SHORT TASK 1.
Reproduce the rows starting at the line that contains "redacted-text [356, 11, 392, 19]" and ending at the line that contains "row-number: 6 [696, 523, 728, 566]", both included.

◇ ◇ ◇ ◇

In Algeria, Morocco, and Tunisia, most foreign movies (especially Hollywood productions) are shown dubbed in French. These movies are usually imported directly from French film distributors. The choice of movies dubbed into French can be explained by the widespread use of the French language. Another important factor is that local theaters and private media companies do not dub in local languages in order to avoid high costs, but also because of the lack of both expertise and demand.
Beginning in the 1980s, dubbed series and movies for children in Modern Standard Arabic became a popular choice among most TV channels, cinemas and VHS/DVD stores. However, dubbed films are still imported, and dubbing is performed in the Levant countries with a strong tradition of dubbing (mainly Syria, Lebanon and Jordan). Egypt was the first Arabian country in charge of dubbing Disney movies in 1975 and used to do it exclusively in Egyptian Arabic rather than Modern Standard Arabic until 2011, and since then many other companies started dubbing their productions in this dialect. Beginning with Encanto, Disney movies are now dubbed in both dialects.
China has a long tradition of dubbing foreign films into Mandarin Chinese, starting in the 1930s. While during the Republic of China era Western motion pictures may have been imported and dubbed into Chinese, since 1950 Soviet movies, dubbed primarily in Shanghai, became the main import. Beginning in the late 1970s, in addition to films, popular TV series from the United States, Japan, Brazil, and Mexico were also dubbed. The Shanghai Film Dubbing Studio has been the most well-known studio in the film dubbing industry in China. In order to generate high-quality products, they divide each film into short segments, each one lasting only a few minutes, and then work on the segments one-by-one. In addition to the correct meaning in translation, they make tremendous effort to match the lips of the actors to the dialogue. As a result, the dubbing in these films generally is not readily detected. The cast of dubbers is acknowledged at the end of a dubbed film. Several dubbing actors and actresses of the Shanghai Film Dubbing Studio have become well-known celebrities, such as Qiu Yuefeng, Bi Ke, Li Zi, and Liu Guangning. In recent years, however, especially in the larger cities on the east and south coasts, it has become increasingly common for movie theaters to show subtitled versions with the original soundtracks intact.

◇ ◇ ◇ ◇

SHORT TASK 2.
Extend the passage on film dubbing beyond its final sentence.

◇ ◇ ◇ ◇

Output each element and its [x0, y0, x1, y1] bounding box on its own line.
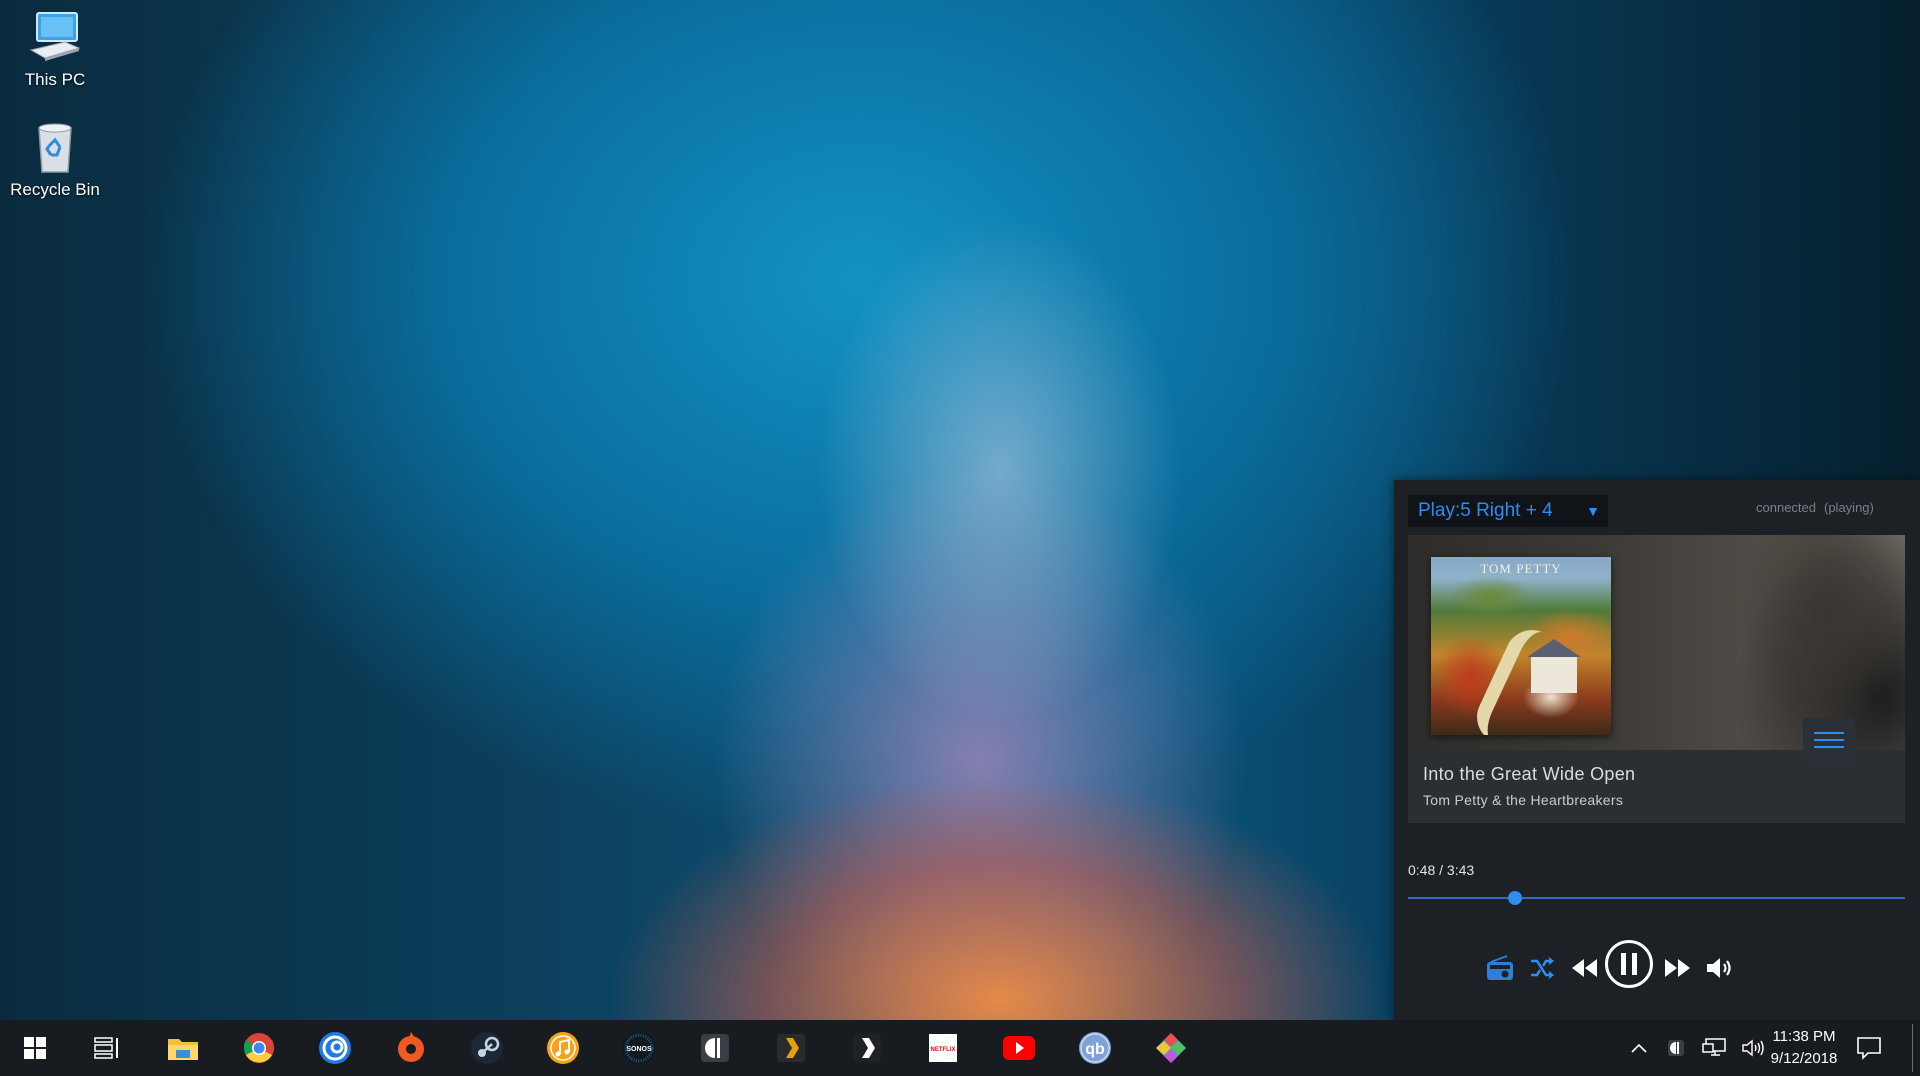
rewind-icon: [1572, 959, 1597, 977]
caret-down-icon: ▼: [1586, 503, 1600, 519]
uplay-icon[interactable]: [316, 1029, 354, 1067]
radio-icon: [1487, 955, 1513, 980]
origin-icon[interactable]: [392, 1029, 430, 1067]
track-artist: Tom Petty & the Heartbreakers: [1423, 792, 1624, 808]
this-pc-icon: [27, 10, 83, 66]
sonos-label: SONOS: [626, 1046, 652, 1053]
clock-date: 9/12/2018: [1770, 1050, 1838, 1067]
file-explorer-icon[interactable]: [164, 1029, 202, 1067]
desktop-icon-label: This PC: [24, 70, 86, 89]
track-title: Into the Great Wide Open: [1423, 764, 1636, 784]
fast-forward-button[interactable]: [1658, 948, 1698, 988]
progress-track: [1408, 897, 1905, 899]
system-clock[interactable]: 11:38 PM 9/12/2018: [1754, 1026, 1854, 1070]
chrome-icon[interactable]: [240, 1029, 278, 1067]
zone-dropdown[interactable]: Play:5 Right + 4 ▼: [1408, 495, 1608, 527]
qb-label: qb: [1085, 1041, 1105, 1058]
task-view-icon[interactable]: [88, 1029, 126, 1067]
audio-tray-icon[interactable]: [1662, 1029, 1690, 1067]
rewind-button[interactable]: [1564, 948, 1604, 988]
netflix-label: NETFLIX: [931, 1047, 956, 1053]
desktop-icon-recycle-bin[interactable]: Recycle Bin: [5, 120, 105, 200]
total-duration: 3:43: [1446, 862, 1475, 878]
music-player-widget: Play:5 Right + 4 ▼ connected (playing) T…: [1394, 480, 1920, 1020]
menu-button[interactable]: [1803, 718, 1855, 762]
shuffle-button[interactable]: [1522, 948, 1562, 988]
volume-button[interactable]: [1700, 948, 1740, 988]
playback-time: 0:48 / 3:43: [1408, 862, 1474, 878]
desktop-icon-label: Recycle Bin: [10, 180, 100, 199]
radio-button[interactable]: [1480, 948, 1520, 988]
chevron-up-icon[interactable]: [1625, 1029, 1653, 1067]
connection-status: connected: [1756, 500, 1816, 515]
itunes-icon[interactable]: [544, 1029, 582, 1067]
plex-icon[interactable]: [772, 1029, 810, 1067]
clock-time: 11:38 PM: [1772, 1028, 1836, 1045]
sonos-icon[interactable]: SONOS: [620, 1029, 658, 1067]
album-art-house: [1527, 639, 1581, 693]
shuffle-icon: [1531, 957, 1554, 979]
progress-slider[interactable]: [1408, 888, 1905, 908]
show-desktop-button[interactable]: [1912, 1024, 1913, 1072]
taskbar: SONOS NETFLIX qb 11:38 PM 9/12/2018: [0, 1020, 1920, 1076]
pause-icon: [1621, 953, 1637, 975]
desktop-icon-this-pc[interactable]: This PC: [5, 10, 105, 90]
pause-button[interactable]: [1605, 940, 1653, 988]
audio-app-icon[interactable]: [696, 1029, 734, 1067]
album-art: TOM PETTY: [1431, 557, 1611, 735]
recycle-bin-icon: [27, 120, 83, 176]
zone-dropdown-value: Play:5 Right + 4: [1418, 500, 1553, 521]
qbittorrent-icon[interactable]: qb: [1076, 1029, 1114, 1067]
windows-start-icon[interactable]: [16, 1029, 54, 1067]
volume-icon: [1707, 958, 1731, 978]
kodi-icon[interactable]: [1152, 1029, 1190, 1067]
fast-forward-icon: [1665, 959, 1690, 977]
progress-knob[interactable]: [1507, 891, 1522, 905]
menu-icon: [1814, 732, 1844, 734]
time-separator: /: [1439, 862, 1444, 878]
album-art-text: TOM PETTY: [1480, 561, 1562, 576]
playback-controls: [1480, 933, 1890, 993]
steam-icon[interactable]: [468, 1029, 506, 1067]
plex-media-player-icon[interactable]: [848, 1029, 886, 1067]
playback-status: (playing): [1824, 500, 1874, 515]
netflix-icon[interactable]: NETFLIX: [924, 1029, 962, 1067]
youtube-icon[interactable]: [1000, 1029, 1038, 1067]
elapsed-time: 0:48: [1408, 862, 1436, 878]
notifications-icon[interactable]: [1850, 1029, 1888, 1067]
network-icon[interactable]: [1698, 1029, 1730, 1067]
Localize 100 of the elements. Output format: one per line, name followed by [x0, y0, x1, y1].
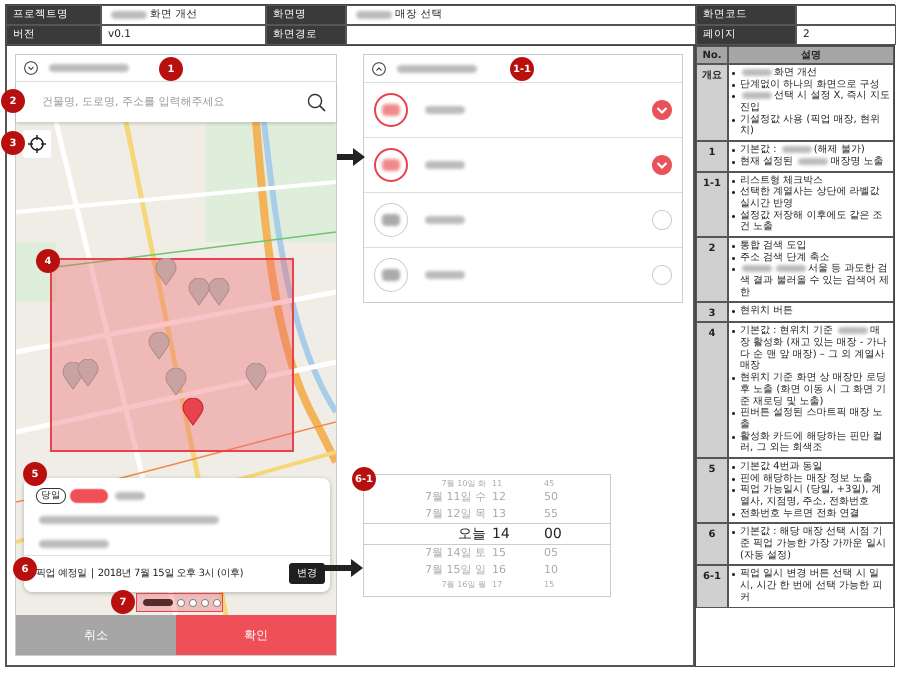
redacted-text [356, 11, 392, 19]
picker-hour[interactable]: 17 [492, 579, 502, 591]
brand-label [70, 489, 108, 503]
picker-date[interactable]: 7월 14일 토 [425, 545, 492, 562]
map-pin-icon[interactable] [77, 359, 99, 387]
page-indicator[interactable] [177, 598, 185, 606]
description-text: 기본값 : 현위치 기준 매장 활성화 (재고 있는 매장 - 가나다 순 맨 앞 매장) – 그 외 계열사 매장 [740, 325, 888, 372]
page-indicator[interactable] [143, 599, 173, 606]
row-number: 6 [696, 523, 728, 566]
brand-logo [374, 258, 408, 292]
description-text: 단계없이 하나의 화면으로 구성 [740, 78, 880, 90]
description-text: 현위치 버튼 [740, 305, 794, 318]
description-text: 현위치 기준 화면 상 매장만 로딩 후 노출 (화면 이동 시 그 화면 기준 재로딩 및 노출) [740, 372, 888, 408]
bullet-icon [732, 330, 735, 334]
row-number: 1 [696, 141, 728, 172]
field-value: 화면 개선 [150, 7, 198, 22]
callout-number: 6-1 [352, 467, 376, 491]
bullet-icon [732, 531, 735, 534]
bullet-icon [732, 180, 735, 182]
redacted-text [425, 106, 465, 114]
change-button[interactable]: 변경 [289, 563, 325, 584]
description-text: 핀버튼 설정된 스마트픽 매장 노출 [740, 407, 884, 431]
description-text: 활성화 카드에 해당하는 핀만 컬러, 그 외는 회색조 [740, 430, 884, 454]
description-text: 현재 설정된 매장명 노출 [740, 156, 884, 168]
checkbox[interactable] [652, 265, 672, 285]
brand-logo [374, 203, 408, 237]
cancel-button[interactable]: 취소 [16, 615, 176, 655]
bullet-icon [732, 412, 735, 416]
row-number: 6-1 [696, 565, 728, 608]
map-pin-icon[interactable] [155, 258, 177, 286]
picker-hour[interactable]: 12 [492, 489, 506, 506]
map-pin-icon[interactable] [148, 332, 170, 360]
picker-date[interactable]: 7월 12일 목 [425, 506, 492, 523]
picker-hour[interactable]: 13 [492, 506, 506, 523]
picker-minute[interactable]: 00 [532, 524, 562, 545]
field-label: 화면코드 [696, 5, 796, 25]
locate-button[interactable] [23, 130, 51, 158]
bullet-icon [732, 573, 735, 576]
redacted-text [39, 540, 109, 548]
picker-minute[interactable]: 15 [532, 579, 554, 591]
bullet-icon [732, 489, 735, 492]
bullet-icon [732, 478, 735, 481]
checkbox[interactable] [652, 100, 672, 120]
redacted-text [425, 216, 465, 224]
picker-hour[interactable]: 16 [492, 562, 506, 579]
field-value: 2 [803, 27, 810, 42]
description-text: 기본값 : (해제 불가) [740, 144, 865, 156]
map-pin-icon[interactable] [182, 398, 204, 426]
field-label: 프로젝트명 [6, 5, 101, 25]
picker-hour[interactable]: 14 [492, 524, 510, 545]
picker-minute[interactable]: 10 [532, 562, 558, 579]
picker-date[interactable]: 7월 10일 화 [442, 478, 492, 490]
brand-logo [374, 93, 408, 127]
search-field[interactable]: 건물명, 도로명, 주소를 입력해주세요 [40, 92, 280, 112]
picker-minute[interactable]: 50 [532, 489, 558, 506]
confirm-button[interactable]: 확인 [176, 615, 336, 655]
bullet-icon [732, 512, 735, 516]
picker-minute[interactable]: 55 [532, 506, 558, 523]
callout-number: 3 [1, 131, 25, 155]
picker-date[interactable]: 오늘 [458, 524, 492, 545]
same-day-badge: 당일 [36, 488, 66, 504]
separator: | [90, 567, 94, 581]
picker-date[interactable]: 7월 11일 수 [425, 489, 492, 506]
picker-hour[interactable]: 11 [492, 478, 502, 490]
bullet-icon [732, 244, 735, 248]
checkbox[interactable] [652, 155, 672, 175]
map-pin-icon[interactable] [245, 363, 267, 391]
description-text: 핀에 해당하는 매장 정보 노출 [740, 472, 873, 484]
picker-minute[interactable]: 05 [532, 545, 558, 562]
bullet-icon [732, 118, 735, 122]
page-indicator[interactable] [189, 598, 197, 606]
picker-date[interactable]: 7월 16일 월 [442, 579, 492, 591]
brand-logo [374, 148, 408, 182]
field-label: 화면명 [266, 5, 346, 25]
description-text: 서울 등 과도한 검색 결과 불러올 수 있는 검색어 제한 [740, 263, 890, 298]
redacted-text [115, 492, 145, 500]
expand-icon[interactable] [24, 61, 38, 75]
pickup-date: 2018년 7월 15일 오후 3시 (이후) [98, 567, 244, 581]
map-pin-icon[interactable] [188, 278, 210, 306]
page-indicator[interactable] [201, 598, 209, 606]
description-text: 선택한 계열사는 상단에 라벨값 실시간 반영 [740, 186, 881, 210]
bullet-icon [732, 466, 735, 469]
checkbox[interactable] [652, 210, 672, 230]
row-number: 개요 [696, 64, 728, 142]
search-icon[interactable] [307, 92, 326, 112]
page-indicator[interactable] [213, 598, 221, 606]
field-value: v0.1 [108, 27, 131, 42]
bullet-icon [732, 160, 735, 164]
picker-minute[interactable]: 45 [532, 478, 554, 490]
picker-date[interactable]: 7월 15일 일 [425, 562, 492, 579]
bullet-icon [732, 436, 735, 439]
description-text: 리스트형 체크박스 [740, 174, 824, 186]
map-pin-icon[interactable] [165, 368, 187, 396]
map-pin-icon[interactable] [208, 278, 230, 306]
field-value: 매장 선택 [395, 7, 442, 22]
redacted-text [425, 161, 465, 169]
description-text: 통합 검색 도입 [740, 240, 806, 252]
collapse-icon[interactable] [372, 62, 386, 76]
row-number: 4 [696, 322, 728, 458]
picker-hour[interactable]: 15 [492, 545, 506, 562]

◇ ◇ ◇ ◇

TASK RESPONSE 1.
redacted-text [356, 11, 392, 19]
picker-hour[interactable]: 17 [492, 579, 502, 591]
brand-label [70, 489, 108, 503]
picker-date[interactable]: 7월 14일 토 [425, 545, 492, 562]
map-pin-icon[interactable] [77, 359, 99, 387]
page-indicator[interactable] [177, 598, 185, 606]
description-text: 기본값 : 현위치 기준 매장 활성화 (재고 있는 매장 - 가나다 순 맨 앞 매장) – 그 외 계열사 매장 [740, 325, 888, 372]
page-indicator[interactable] [143, 599, 173, 606]
row-number: 6 [696, 523, 728, 566]

TASK RESPONSE 2.
Motion pictures are also dubbed into the languages of some of China's autonomous regions. Notably, the Translation Department of the Tibetan Autonomous Region Movie Company (西藏自治区电影公司译制科) has been dubbing movies into the Tibetan language since the 1960s. In the early decades, it would dub 25 to 30 movies each year, the number rising to 60-75 by the early 2010s.Motion pictures are dubbed for China's Mongol- and Uyghur-speaking markets as well.
In the 2000s, the dubbing practice has differed depending on the nature and origin of the program. Animations, children's shows and some educational programs on PTS are mostly dubbed. English live-action movies and shows are not dubbed in theaters or on television. Japanese TV dramas are no longer dubbed, while Korean dramas, Hong Kong dramas and dramas from other Asian countries are still often dubbed. Korean variety shows are not dubbed. Japanese and Korean films on Asian movie channels are still dubbed. In theaters, most foreign films are not dubbed, while animated films and some films meant for children offer a dubbed version. Hong Kong live-action films have a long tradition of being dubbed into Mandarin, while more famous films offer a Cantonese version.
Unlike movie theaters in most Asian countries, those in Indonesia show foreign movies with subtitles. Then a few months or years later, those movies appear on TV either dubbed in Indonesian or subtitled. Kids shows are mostly dubbed, though even in cartoon series, songs typically aren't dubbed, but in big movies such as Disney movies, both speaking and singing voice are cast for the Indonesian dub. Adult films are mostly subtitled but sometimes they can be dubbed as well, and because there aren't many Indonesian voice actors, multiple characters might have the exact same voice.
Reality shows are not dubbed in Indonesian, because those are not in a planned interaction like with movies and TV shows, so if they appear in TV, they will appear with subtitles. All Malay language TV shows, including animated ones (such as Upin & Ipin), are also subtitled instead, likely due to the language's mutual intelligibility with Indonesian.
In Iran, International foreign films and television programs are dubbed in Persian. Dubbing began in 1946 with the advent of movies and cinemas in the country. Since then, foreign movies have always been dubbed for the cinema and TV foreign films and television programs are subtitled in Persian. Using various voice actors and adding local hints and witticisms to the original contents, dubbing played a major role in attracting people to the cinemas and developing an interest in other cultures. The dubbing art in Iran reached its apex during the 1960s and 1970s with the inflow of American, European and Hindi movies.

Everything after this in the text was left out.